#### What is asked
Emit only the lines from the line containing "Transcribe this image's" through the last line of the entries, unchanged.

#### Records supplied
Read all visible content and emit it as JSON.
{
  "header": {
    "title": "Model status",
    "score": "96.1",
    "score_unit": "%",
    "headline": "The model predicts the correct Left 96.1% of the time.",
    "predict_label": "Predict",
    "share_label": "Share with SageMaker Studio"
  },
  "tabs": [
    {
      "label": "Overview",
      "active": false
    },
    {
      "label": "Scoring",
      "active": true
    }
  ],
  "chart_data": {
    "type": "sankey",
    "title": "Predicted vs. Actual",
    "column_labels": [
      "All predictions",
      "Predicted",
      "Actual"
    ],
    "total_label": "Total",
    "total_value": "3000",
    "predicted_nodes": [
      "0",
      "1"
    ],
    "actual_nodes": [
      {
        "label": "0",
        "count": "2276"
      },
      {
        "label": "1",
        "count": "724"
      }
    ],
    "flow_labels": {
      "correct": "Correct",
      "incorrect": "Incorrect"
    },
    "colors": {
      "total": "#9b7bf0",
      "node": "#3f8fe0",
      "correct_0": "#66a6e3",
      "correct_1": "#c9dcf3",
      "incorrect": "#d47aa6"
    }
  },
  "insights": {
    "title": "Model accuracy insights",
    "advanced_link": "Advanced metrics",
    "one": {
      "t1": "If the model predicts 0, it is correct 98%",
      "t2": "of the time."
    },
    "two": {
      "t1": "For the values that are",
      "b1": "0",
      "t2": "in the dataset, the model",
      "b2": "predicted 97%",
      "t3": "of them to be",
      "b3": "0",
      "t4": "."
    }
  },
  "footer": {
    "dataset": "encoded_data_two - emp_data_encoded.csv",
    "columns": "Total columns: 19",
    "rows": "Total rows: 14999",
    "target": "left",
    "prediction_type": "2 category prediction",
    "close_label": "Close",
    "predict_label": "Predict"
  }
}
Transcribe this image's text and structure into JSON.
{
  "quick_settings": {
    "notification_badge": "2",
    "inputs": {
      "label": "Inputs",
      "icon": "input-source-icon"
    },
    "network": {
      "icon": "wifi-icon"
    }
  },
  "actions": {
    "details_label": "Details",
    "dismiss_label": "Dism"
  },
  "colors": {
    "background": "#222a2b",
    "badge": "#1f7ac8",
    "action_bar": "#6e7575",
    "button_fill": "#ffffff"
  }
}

#### Answer for the task
Transcribe this image's text and structure into JSON.
{
  "quick_settings": {
    "notification_badge": "2",
    "inputs": {
      "label": "Inputs",
      "icon": "input-source-icon"
    },
    "network": {
      "icon": "wifi-icon"
    }
  },
  "actions": {
    "details_label": "Details",
    "dismiss_label": "Dism"
  },
  "colors": {
    "background": "#222a2b",
    "badge": "#1f7ac8",
    "action_bar": "#6e7575",
    "button_fill": "#ffffff"
  }
}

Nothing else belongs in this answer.